[Collected data entries]
####################
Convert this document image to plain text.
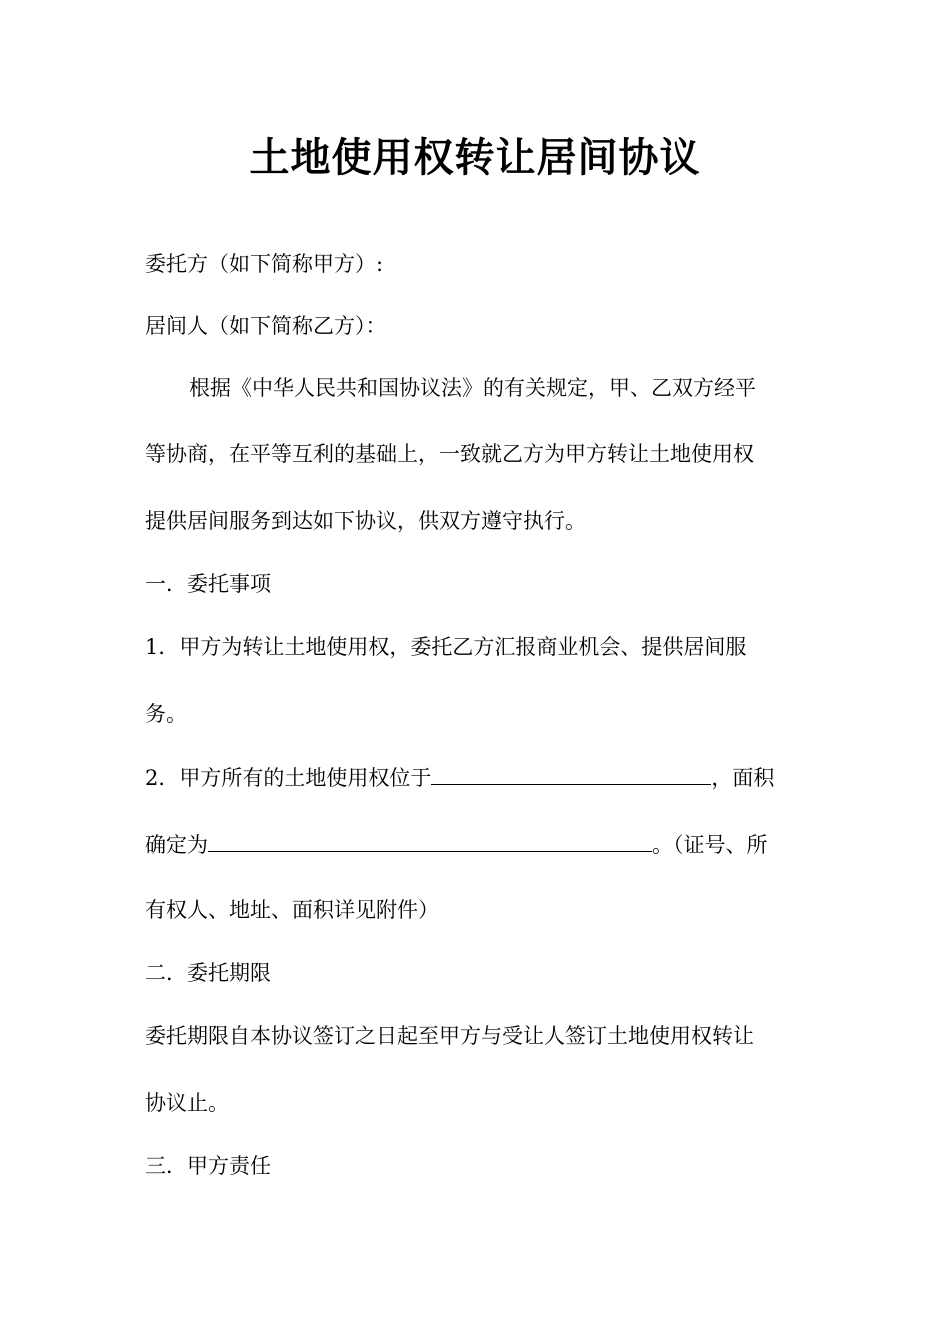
土地使用权转让居间协议
委托方（如下简称甲方）:
居间人（如下简称乙方）：
根据《中华人民共和国协议法》的有关规定，甲、乙双方经平
等协商，在平等互利的基础上，一致就乙方为甲方转让土地使用权
提供居间服务到达如下协议，供双方遵守执行。
一．委托事项
1．甲方为转让土地使用权，委托乙方汇报商业机会、提供居间服
务。
2．甲方所有的土地使用权位于	，面积
确定为	。（证号、所
有权人、地址、面积详见附件）
二．委托期限
委托期限自本协议签订之日起至甲方与受让人签订土地使用权转让
协议止。
三．甲方责任
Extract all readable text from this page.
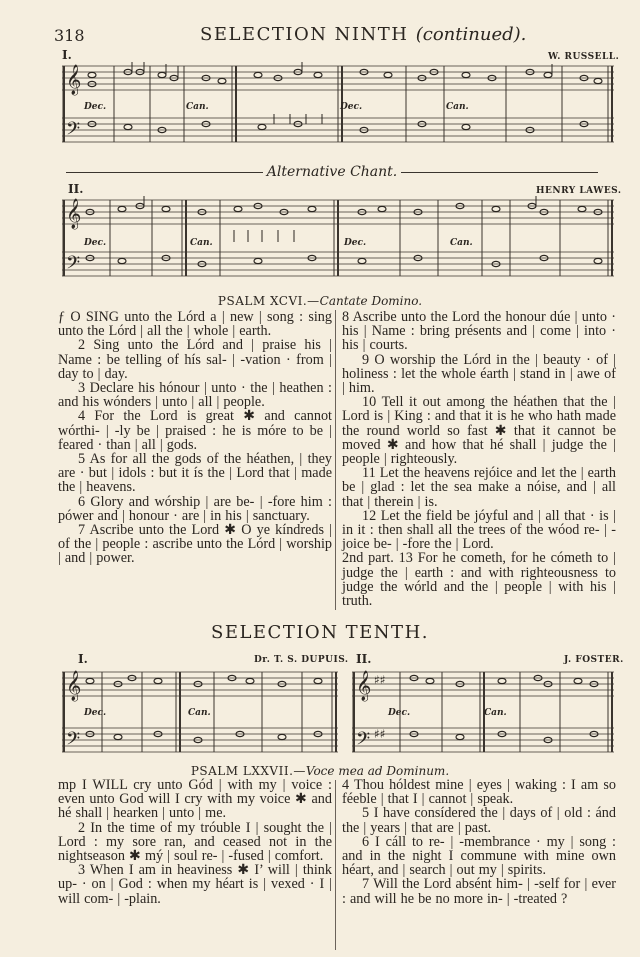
318	SELECTION NINTH (continued).
I.	W. RUSSELL.
𝄞
𝄢
Dec.	Can.	Dec.	Can.
Alternative Chant.
II.	HENRY LAWES.
𝄞
𝄢
Dec.	Can.	Dec.	Can.
PSALM XCVI.—Cantate Domino.

ƒ O SING unto the Lórd a | new | song : sing unto the Lórd | all the | whole | earth.

2 Sing unto the Lórd and | praise his | Name : be telling of hís sal- | -vation · from | day to | day.

3 Declare his hónour | unto · the | heathen : and his wónders | unto | all | people.

4 For the Lord is great ✱ and cannot wórthi- | -ly be | praised : he is móre to be | feared · than | all | gods.

5 As for all the gods of the héathen, | they are · but | idols : but it ís the | Lord that | made the | heavens.

6 Glory and wórship | are be- | -fore him : pówer and | honour · are | in his | sanctuary.

7 Ascribe unto the Lord ✱ O ye kíndreds | of the | people : ascribe unto the Lórd | worship | and | power.

8 Ascribe unto the Lord the honour dúe | unto · his | Name : bring présents and | come | into · his | courts.

9 O worship the Lórd in the | beauty · of | holiness : let the whole éarth | stand in | awe of | him.

10 Tell it out among the héathen that the | Lord is | King : and that it is he who hath made the round world so fast ✱ that it cannot be moved ✱ and how that hé shall | judge the | people | righteously.

11 Let the heavens rejóice and let the | earth be | glad : let the sea make a nóise, and | all that | therein | is.

12 Let the field be jóyful and | all that · is | in it : then shall all the trees of the wóod re- | -joice be- | -fore the | Lord.

2nd part. 13 For he cometh, for he cómeth to | judge the | earth : and with righteousness to judge the wórld and the | people | with his | truth.

SELECTION TENTH.
I.	Dr. T. S. DUPUIS. II.	J. FOSTER.
𝄞
𝄢
Dec.	Can.
𝄞 ♯♯
𝄢 ♯♯
Dec.	Can.
PSALM LXXVII.—Voce mea ad Dominum.

mp I WILL cry unto Gód | with my | voice : even unto God will I cry with my voice ✱ and hé shall | hearken | unto | me.

2 In the time of my tróuble I | sought the | Lord : my sore ran, and ceased not in the nightseason ✱ mý | soul re- | -fused | comfort.

3 When I am in heaviness ✱ I’ will | think up- · on | God : when my héart is | vexed · I | will com- | -plain.

4 Thou hóldest mine | eyes | waking : I am so féeble | that I | cannot | speak.

5 I have consídered the | days of | old : ánd the | years | that are | past.

6 I cáll to re- | -membrance · my | song : and in the night I commune with mine own héart, and | search | out my | spirits.

7 Will the Lord absént him- | -self for | ever : and will he be no more in- | -treated ?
####################
■ Written exercise ■
Transcribe all of the records above character for character. Exclude the pictures.

■ Result ■
Convert this document image to plain text.
土地使用权转让居间协议
委托方（如下简称甲方）:
居间人（如下简称乙方）：
根据《中华人民共和国协议法》的有关规定，甲、乙双方经平
等协商，在平等互利的基础上，一致就乙方为甲方转让土地使用权
提供居间服务到达如下协议，供双方遵守执行。
一．委托事项
1．甲方为转让土地使用权，委托乙方汇报商业机会、提供居间服
务。
2．甲方所有的土地使用权位于	，面积
确定为	。（证号、所
有权人、地址、面积详见附件）
二．委托期限
委托期限自本协议签订之日起至甲方与受让人签订土地使用权转让
协议止。
三．甲方责任
Extract all readable text from this page.
318	SELECTION NINTH (continued).
I.	W. RUSSELL.
𝄞
𝄢
Dec.	Can.	Dec.	Can.
Alternative Chant.
II.	HENRY LAWES.
𝄞
𝄢
Dec.	Can.	Dec.	Can.
PSALM XCVI.—Cantate Domino.

ƒ O SING unto the Lórd a | new | song : sing unto the Lórd | all the | whole | earth.

2 Sing unto the Lórd and | praise his | Name : be telling of hís sal- | -vation · from | day to | day.

3 Declare his hónour | unto · the | heathen : and his wónders | unto | all | people.

4 For the Lord is great ✱ and cannot wórthi- | -ly be | praised : he is móre to be | feared · than | all | gods.

5 As for all the gods of the héathen, | they are · but | idols : but it ís the | Lord that | made the | heavens.

6 Glory and wórship | are be- | -fore him : pówer and | honour · are | in his | sanctuary.

7 Ascribe unto the Lord ✱ O ye kíndreds | of the | people : ascribe unto the Lórd | worship | and | power.

8 Ascribe unto the Lord the honour dúe | unto · his | Name : bring présents and | come | into · his | courts.

9 O worship the Lórd in the | beauty · of | holiness : let the whole éarth | stand in | awe of | him.

10 Tell it out among the héathen that the | Lord is | King : and that it is he who hath made the round world so fast ✱ that it cannot be moved ✱ and how that hé shall | judge the | people | righteously.

11 Let the heavens rejóice and let the | earth be | glad : let the sea make a nóise, and | all that | therein | is.

12 Let the field be jóyful and | all that · is | in it : then shall all the trees of the wóod re- | -joice be- | -fore the | Lord.

2nd part. 13 For he cometh, for he cómeth to | judge the | earth : and with righteousness to judge the wórld and the | people | with his | truth.

SELECTION TENTH.
I.	Dr. T. S. DUPUIS. II.	J. FOSTER.
𝄞
𝄢
Dec.	Can.
𝄞 ♯♯
𝄢 ♯♯
Dec.	Can.
PSALM LXXVII.—Voce mea ad Dominum.

mp I WILL cry unto Gód | with my | voice : even unto God will I cry with my voice ✱ and hé shall | hearken | unto | me.

2 In the time of my tróuble I | sought the | Lord : my sore ran, and ceased not in the nightseason ✱ mý | soul re- | -fused | comfort.

3 When I am in heaviness ✱ I’ will | think up- · on | God : when my héart is | vexed · I | will com- | -plain.

4 Thou hóldest mine | eyes | waking : I am so féeble | that I | cannot | speak.

5 I have consídered the | days of | old : ánd the | years | that are | past.

6 I cáll to re- | -membrance · my | song : and in the night I commune with mine own héart, and | search | out my | spirits.

7 Will the Lord absént him- | -self for | ever : and will he be no more in- | -treated ?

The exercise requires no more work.